PROMPT: Quote all of the data exactly as given. Skip every picture it contains.

-- Start SUPPLIED MATERIAL --

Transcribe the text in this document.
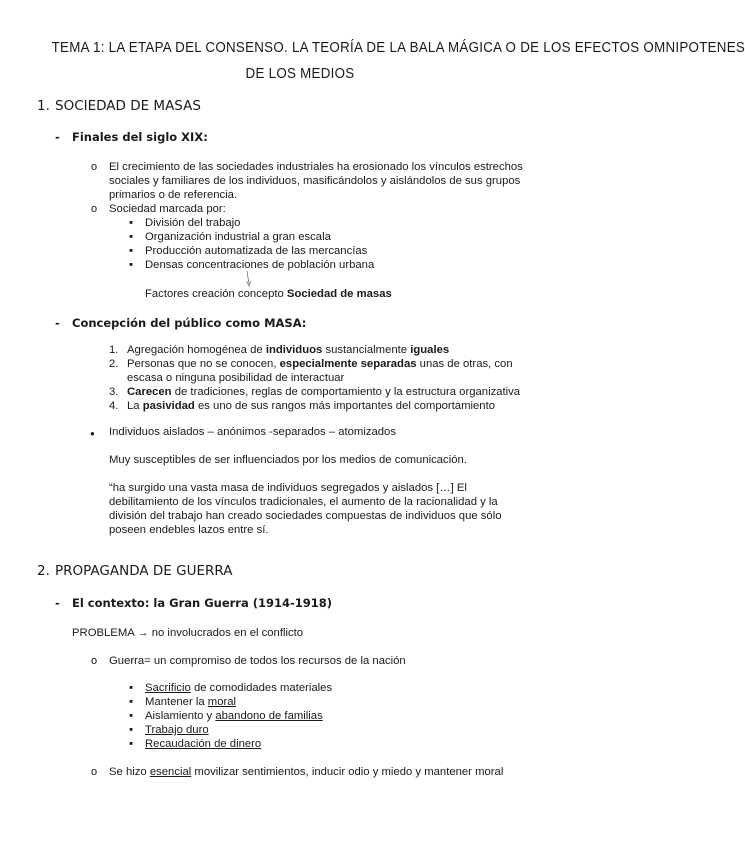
TEMA 1: LA ETAPA DEL CONSENSO. LA TEORÍA DE LA BALA MÁGICA O DE LOS EFECTOS OMNIPOTENES
DE LOS MEDIOS
1. SOCIEDAD DE MASAS
- Finales del siglo XIX:
o El crecimiento de las sociedades industriales ha erosionado los vínculos estrechos
sociales y familiares de los individuos, masificándolos y aislándolos de sus grupos
primarios o de referencia.
o Sociedad marcada por:
▪ División del trabajo
▪ Organización industrial a gran escala
▪ Producción automatizada de las mercancías
▪ Densas concentraciones de población urbana
Factores creación concepto Sociedad de masas
- Concepción del público como MASA:
1. Agregación homogénea de individuos sustancialmente iguales
2. Personas que no se conocen, especialmente separadas unas de otras, con
escasa o ninguna posibilidad de interactuar
3. Carecen de tradiciones, reglas de comportamiento y la estructura organizativa
4. La pasividad es uno de sus rangos más importantes del comportamiento
● Individuos aislados – anónimos -separados – atomizados
Muy susceptibles de ser influenciados por los medios de comunicación.
“ha surgido una vasta masa de individuos segregados y aislados […] El
debilitamiento de los vínculos tradicionales, el aumento de la racionalidad y la
división del trabajo han creado sociedades compuestas de individuos que sólo
poseen endebles lazos entre sí.
2. PROPAGANDA DE GUERRA
- El contexto: la Gran Guerra (1914-1918)
PROBLEMA → no involucrados en el conflicto
o Guerra= un compromiso de todos los recursos de la nación
▪ Sacrificio de comodidades materiales
▪ Mantener la moral
▪ Aislamiento y abandono de familias
▪ Trabajo duro
▪ Recaudación de dinero
o Se hizo esencial movilizar sentimientos, inducir odio y miedo y mantener moral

-- End SUPPLIED MATERIAL --

ANSWER TO THIS PROBLEM:
Transcribe the text in this document.
TEMA 1: LA ETAPA DEL CONSENSO. LA TEORÍA DE LA BALA MÁGICA O DE LOS EFECTOS OMNIPOTENES
DE LOS MEDIOS
1. SOCIEDAD DE MASAS
- Finales del siglo XIX:
o El crecimiento de las sociedades industriales ha erosionado los vínculos estrechos
sociales y familiares de los individuos, masificándolos y aislándolos de sus grupos
primarios o de referencia.
o Sociedad marcada por:
▪ División del trabajo
▪ Organización industrial a gran escala
▪ Producción automatizada de las mercancías
▪ Densas concentraciones de población urbana
Factores creación concepto Sociedad de masas
- Concepción del público como MASA:
1. Agregación homogénea de individuos sustancialmente iguales
2. Personas que no se conocen, especialmente separadas unas de otras, con
escasa o ninguna posibilidad de interactuar
3. Carecen de tradiciones, reglas de comportamiento y la estructura organizativa
4. La pasividad es uno de sus rangos más importantes del comportamiento
● Individuos aislados – anónimos -separados – atomizados
Muy susceptibles de ser influenciados por los medios de comunicación.
“ha surgido una vasta masa de individuos segregados y aislados […] El
debilitamiento de los vínculos tradicionales, el aumento de la racionalidad y la
división del trabajo han creado sociedades compuestas de individuos que sólo
poseen endebles lazos entre sí.
2. PROPAGANDA DE GUERRA
- El contexto: la Gran Guerra (1914-1918)
PROBLEMA → no involucrados en el conflicto
o Guerra= un compromiso de todos los recursos de la nación
▪ Sacrificio de comodidades materiales
▪ Mantener la moral
▪ Aislamiento y abandono de familias
▪ Trabajo duro
▪ Recaudación de dinero
o Se hizo esencial movilizar sentimientos, inducir odio y miedo y mantener moral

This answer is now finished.